Extracted entries ->

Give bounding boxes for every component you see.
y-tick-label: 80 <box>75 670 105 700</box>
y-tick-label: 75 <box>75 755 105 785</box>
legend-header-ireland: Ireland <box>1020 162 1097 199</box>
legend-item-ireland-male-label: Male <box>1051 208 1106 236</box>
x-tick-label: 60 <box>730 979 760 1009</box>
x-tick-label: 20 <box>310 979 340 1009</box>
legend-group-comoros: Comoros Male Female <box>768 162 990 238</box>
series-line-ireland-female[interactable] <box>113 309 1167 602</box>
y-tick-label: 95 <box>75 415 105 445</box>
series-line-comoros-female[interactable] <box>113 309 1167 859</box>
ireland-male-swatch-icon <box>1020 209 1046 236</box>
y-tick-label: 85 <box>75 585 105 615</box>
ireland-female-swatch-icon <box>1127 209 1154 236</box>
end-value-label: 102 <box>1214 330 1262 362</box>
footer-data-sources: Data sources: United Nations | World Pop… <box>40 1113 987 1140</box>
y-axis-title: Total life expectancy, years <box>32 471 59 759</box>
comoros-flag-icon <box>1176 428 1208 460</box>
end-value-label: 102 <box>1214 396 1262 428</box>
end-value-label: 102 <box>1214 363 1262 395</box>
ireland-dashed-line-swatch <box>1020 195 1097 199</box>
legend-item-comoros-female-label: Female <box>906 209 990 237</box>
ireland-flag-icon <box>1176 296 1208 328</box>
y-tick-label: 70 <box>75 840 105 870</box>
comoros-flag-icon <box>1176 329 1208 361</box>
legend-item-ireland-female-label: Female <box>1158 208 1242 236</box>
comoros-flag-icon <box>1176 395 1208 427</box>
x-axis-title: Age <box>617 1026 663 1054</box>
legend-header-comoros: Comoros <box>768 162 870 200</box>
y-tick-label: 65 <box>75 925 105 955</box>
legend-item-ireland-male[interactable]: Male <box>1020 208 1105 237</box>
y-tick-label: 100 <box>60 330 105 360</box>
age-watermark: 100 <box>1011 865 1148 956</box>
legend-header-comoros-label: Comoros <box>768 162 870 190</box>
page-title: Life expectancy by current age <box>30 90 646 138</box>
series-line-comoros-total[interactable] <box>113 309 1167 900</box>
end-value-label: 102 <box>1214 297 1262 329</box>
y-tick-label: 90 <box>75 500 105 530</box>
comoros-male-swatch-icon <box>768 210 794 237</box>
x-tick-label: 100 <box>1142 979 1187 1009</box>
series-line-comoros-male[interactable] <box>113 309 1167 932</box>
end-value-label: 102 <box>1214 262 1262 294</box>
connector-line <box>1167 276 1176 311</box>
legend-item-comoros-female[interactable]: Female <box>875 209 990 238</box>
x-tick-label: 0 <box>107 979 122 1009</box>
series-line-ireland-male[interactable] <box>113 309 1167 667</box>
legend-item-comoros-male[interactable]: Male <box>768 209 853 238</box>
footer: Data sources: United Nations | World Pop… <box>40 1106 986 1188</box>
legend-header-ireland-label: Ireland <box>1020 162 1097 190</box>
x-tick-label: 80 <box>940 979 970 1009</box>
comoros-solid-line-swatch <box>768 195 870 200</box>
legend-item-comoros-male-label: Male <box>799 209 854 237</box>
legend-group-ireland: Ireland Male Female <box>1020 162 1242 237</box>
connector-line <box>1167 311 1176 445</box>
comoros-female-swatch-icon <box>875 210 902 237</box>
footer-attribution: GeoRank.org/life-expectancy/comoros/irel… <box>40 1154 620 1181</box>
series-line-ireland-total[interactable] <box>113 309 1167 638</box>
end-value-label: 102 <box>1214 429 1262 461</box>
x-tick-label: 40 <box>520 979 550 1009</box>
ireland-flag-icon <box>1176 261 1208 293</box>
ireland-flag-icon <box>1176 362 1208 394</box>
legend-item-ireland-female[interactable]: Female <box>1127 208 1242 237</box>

Written exercise -> Please give the data from its first line up to and including the line that contains "connector-line <box>1167 276 1176 311</box>" as a numbered list, leaving out any blank lines.

Solved exercise ->
1. Give bounding boxes for every component you see.
2. y-tick-label: 80 <box>75 670 105 700</box>
3. y-tick-label: 75 <box>75 755 105 785</box>
4. legend-header-ireland: Ireland <box>1020 162 1097 199</box>
5. legend-item-ireland-male-label: Male <box>1051 208 1106 236</box>
6. x-tick-label: 60 <box>730 979 760 1009</box>
7. x-tick-label: 20 <box>310 979 340 1009</box>
8. legend-group-comoros: Comoros Male Female <box>768 162 990 238</box>
9. series-line-ireland-female[interactable] <box>113 309 1167 602</box>
10. y-tick-label: 95 <box>75 415 105 445</box>
11. series-line-comoros-female[interactable] <box>113 309 1167 859</box>
12. ireland-male-swatch-icon <box>1020 209 1046 236</box>
13. y-tick-label: 85 <box>75 585 105 615</box>
14. ireland-female-swatch-icon <box>1127 209 1154 236</box>
15. end-value-label: 102 <box>1214 330 1262 362</box>
16. footer-data-sources: Data sources: United Nations | World Pop… <box>40 1113 987 1140</box>
17. y-axis-title: Total life expectancy, years <box>32 471 59 759</box>
18. comoros-flag-icon <box>1176 428 1208 460</box>
19. end-value-label: 102 <box>1214 396 1262 428</box>
20. end-value-label: 102 <box>1214 363 1262 395</box>
21. ireland-dashed-line-swatch <box>1020 195 1097 199</box>
22. legend-item-comoros-female-label: Female <box>906 209 990 237</box>
23. ireland-flag-icon <box>1176 296 1208 328</box>
24. y-tick-label: 70 <box>75 840 105 870</box>
25. comoros-flag-icon <box>1176 329 1208 361</box>
26. legend-item-ireland-female-label: Female <box>1158 208 1242 236</box>
27. comoros-flag-icon <box>1176 395 1208 427</box>
28. x-axis-title: Age <box>617 1026 663 1054</box>
29. legend-header-comoros: Comoros <box>768 162 870 200</box>
30. y-tick-label: 65 <box>75 925 105 955</box>
31. legend-item-ireland-male[interactable]: Male <box>1020 208 1105 237</box>
32. y-tick-label: 100 <box>60 330 105 360</box>
33. age-watermark: 100 <box>1011 865 1148 956</box>
34. legend-header-comoros-label: Comoros <box>768 162 870 190</box>
35. page-title: Life expectancy by current age <box>30 90 646 138</box>
36. series-line-comoros-total[interactable] <box>113 309 1167 900</box>
37. end-value-label: 102 <box>1214 297 1262 329</box>
38. y-tick-label: 90 <box>75 500 105 530</box>
39. comoros-male-swatch-icon <box>768 210 794 237</box>
40. x-tick-label: 100 <box>1142 979 1187 1009</box>
41. series-line-comoros-male[interactable] <box>113 309 1167 932</box>
42. end-value-label: 102 <box>1214 262 1262 294</box>
43. connector-line <box>1167 276 1176 311</box>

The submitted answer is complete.